AIM OF THE TASK
Repeat the listing exactly as given, omitting every image.

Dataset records
————————
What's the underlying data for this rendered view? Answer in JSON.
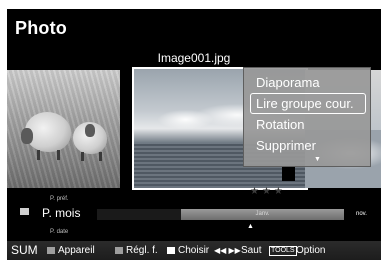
{
  "title": "Photo",
  "filename": "Image001.jpg",
  "tools_menu": {
    "items": [
      "Diaporama",
      "Lire groupe cour.",
      "Rotation",
      "Supprimer"
    ],
    "selected_index": 1
  },
  "rating": "★★★",
  "sort": {
    "prev": "P. préf.",
    "current": "P. mois",
    "next": "P. date"
  },
  "timeline": {
    "current": "Janv.",
    "next": "nov."
  },
  "footer": {
    "sum": "SUM",
    "appareil": "Appareil",
    "regl": "Régl. f.",
    "choisir": "Choisir",
    "saut_arrows": "◀◀ ▶▶",
    "saut": "Saut",
    "tools_badge": "TOOLS",
    "option": "Option"
  },
  "colors": {
    "footer_square": "#9e9e9e",
    "choisir_square": "#ffffff"
  }
}
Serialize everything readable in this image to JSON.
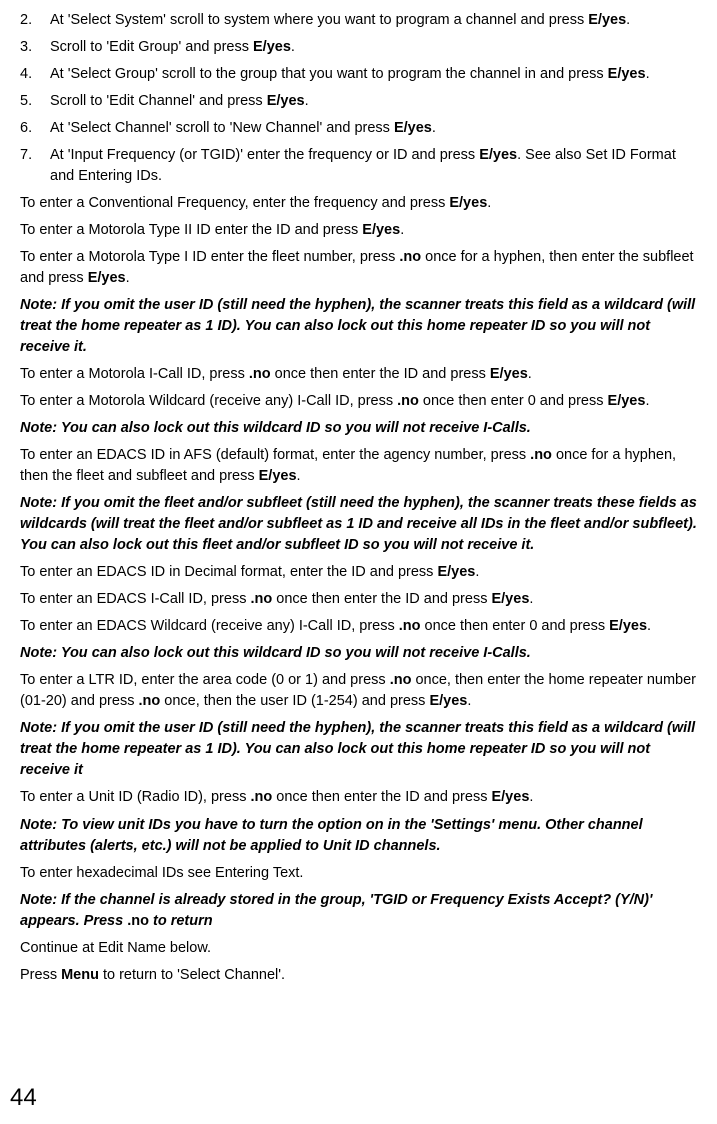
————————
EXERCISE SOLUTION
What's the underlying data for this rendered view? Answer in JSON.
{
  "title": "Photo",
  "filename": "Image001.jpg",
  "tools_menu": {
    "items": [
      "Diaporama",
      "Lire groupe cour.",
      "Rotation",
      "Supprimer"
    ],
    "selected_index": 1
  },
  "rating": "★★★",
  "sort": {
    "prev": "P. préf.",
    "current": "P. mois",
    "next": "P. date"
  },
  "timeline": {
    "current": "Janv.",
    "next": "nov."
  },
  "footer": {
    "sum": "SUM",
    "appareil": "Appareil",
    "regl": "Régl. f.",
    "choisir": "Choisir",
    "saut_arrows": "◀◀ ▶▶",
    "saut": "Saut",
    "tools_badge": "TOOLS",
    "option": "Option"
  },
  "colors": {
    "footer_square": "#9e9e9e",
    "choisir_square": "#ffffff"
  }
}
Serialize everything readable in this image to JSON.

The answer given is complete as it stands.